**Extracted information:**
__________________________________________________
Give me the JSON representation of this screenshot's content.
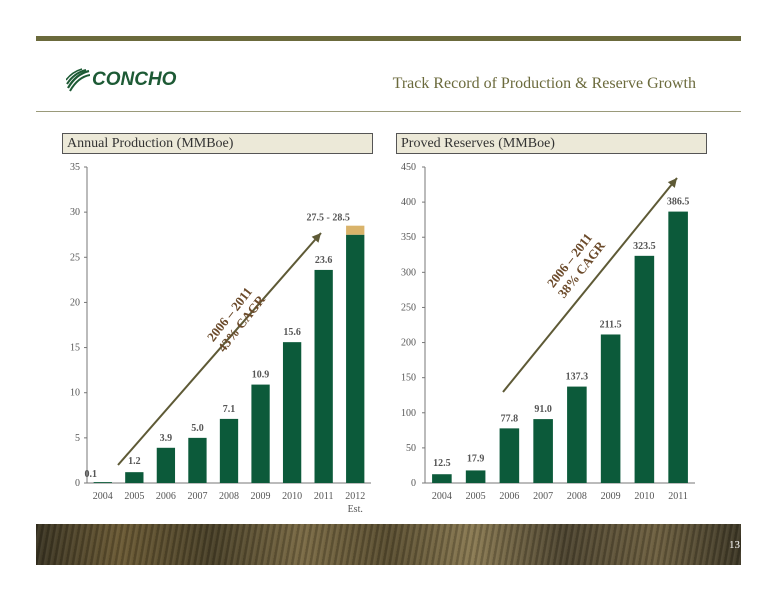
{
  "header": {
    "logo_text": "CONCHO",
    "title": "Track Record of Production & Reserve Growth"
  },
  "page_number": "13",
  "colors": {
    "bar": "#0c5a3a",
    "estimate": "#d9b36a",
    "arrow": "#5e5a36",
    "accent": "#6b6a3c"
  },
  "chart_data": [
    {
      "type": "bar",
      "title": "Annual Production (MMBoe)",
      "categories": [
        "2004",
        "2005",
        "2006",
        "2007",
        "2008",
        "2009",
        "2010",
        "2011",
        "2012"
      ],
      "category_sublabels": [
        "",
        "",
        "",
        "",
        "",
        "",
        "",
        "",
        "Est."
      ],
      "values": [
        0.1,
        1.2,
        3.9,
        5.0,
        7.1,
        10.9,
        15.6,
        23.6,
        27.5
      ],
      "estimate_range": {
        "category": "2012",
        "low": 27.5,
        "high": 28.5
      },
      "data_labels": [
        "0.1",
        "1.2",
        "3.9",
        "5.0",
        "7.1",
        "10.9",
        "15.6",
        "23.6",
        "27.5 - 28.5"
      ],
      "ylim": [
        0,
        35
      ],
      "yticks": [
        0,
        5,
        10,
        15,
        20,
        25,
        30,
        35
      ],
      "annotation": {
        "line1": "2006 – 2011",
        "line2": "43% CAGR"
      }
    },
    {
      "type": "bar",
      "title": "Proved Reserves (MMBoe)",
      "categories": [
        "2004",
        "2005",
        "2006",
        "2007",
        "2008",
        "2009",
        "2010",
        "2011"
      ],
      "values": [
        12.5,
        17.9,
        77.8,
        91.0,
        137.3,
        211.5,
        323.5,
        386.5
      ],
      "data_labels": [
        "12.5",
        "17.9",
        "77.8",
        "91.0",
        "137.3",
        "211.5",
        "323.5",
        "386.5"
      ],
      "ylim": [
        0,
        450
      ],
      "yticks": [
        0,
        50,
        100,
        150,
        200,
        250,
        300,
        350,
        400,
        450
      ],
      "annotation": {
        "line1": "2006 – 2011",
        "line2": "38% CAGR"
      }
    }
  ]
}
__________________________________________________
**Requirement:**
From the material above, copy everything exactly but the pictures.

**Result of the task:**
Give me the JSON representation of this screenshot's content.
{
  "header": {
    "logo_text": "CONCHO",
    "title": "Track Record of Production & Reserve Growth"
  },
  "page_number": "13",
  "colors": {
    "bar": "#0c5a3a",
    "estimate": "#d9b36a",
    "arrow": "#5e5a36",
    "accent": "#6b6a3c"
  },
  "chart_data": [
    {
      "type": "bar",
      "title": "Annual Production (MMBoe)",
      "categories": [
        "2004",
        "2005",
        "2006",
        "2007",
        "2008",
        "2009",
        "2010",
        "2011",
        "2012"
      ],
      "category_sublabels": [
        "",
        "",
        "",
        "",
        "",
        "",
        "",
        "",
        "Est."
      ],
      "values": [
        0.1,
        1.2,
        3.9,
        5.0,
        7.1,
        10.9,
        15.6,
        23.6,
        27.5
      ],
      "estimate_range": {
        "category": "2012",
        "low": 27.5,
        "high": 28.5
      },
      "data_labels": [
        "0.1",
        "1.2",
        "3.9",
        "5.0",
        "7.1",
        "10.9",
        "15.6",
        "23.6",
        "27.5 - 28.5"
      ],
      "ylim": [
        0,
        35
      ],
      "yticks": [
        0,
        5,
        10,
        15,
        20,
        25,
        30,
        35
      ],
      "annotation": {
        "line1": "2006 – 2011",
        "line2": "43% CAGR"
      }
    },
    {
      "type": "bar",
      "title": "Proved Reserves (MMBoe)",
      "categories": [
        "2004",
        "2005",
        "2006",
        "2007",
        "2008",
        "2009",
        "2010",
        "2011"
      ],
      "values": [
        12.5,
        17.9,
        77.8,
        91.0,
        137.3,
        211.5,
        323.5,
        386.5
      ],
      "data_labels": [
        "12.5",
        "17.9",
        "77.8",
        "91.0",
        "137.3",
        "211.5",
        "323.5",
        "386.5"
      ],
      "ylim": [
        0,
        450
      ],
      "yticks": [
        0,
        50,
        100,
        150,
        200,
        250,
        300,
        350,
        400,
        450
      ],
      "annotation": {
        "line1": "2006 – 2011",
        "line2": "38% CAGR"
      }
    }
  ]
}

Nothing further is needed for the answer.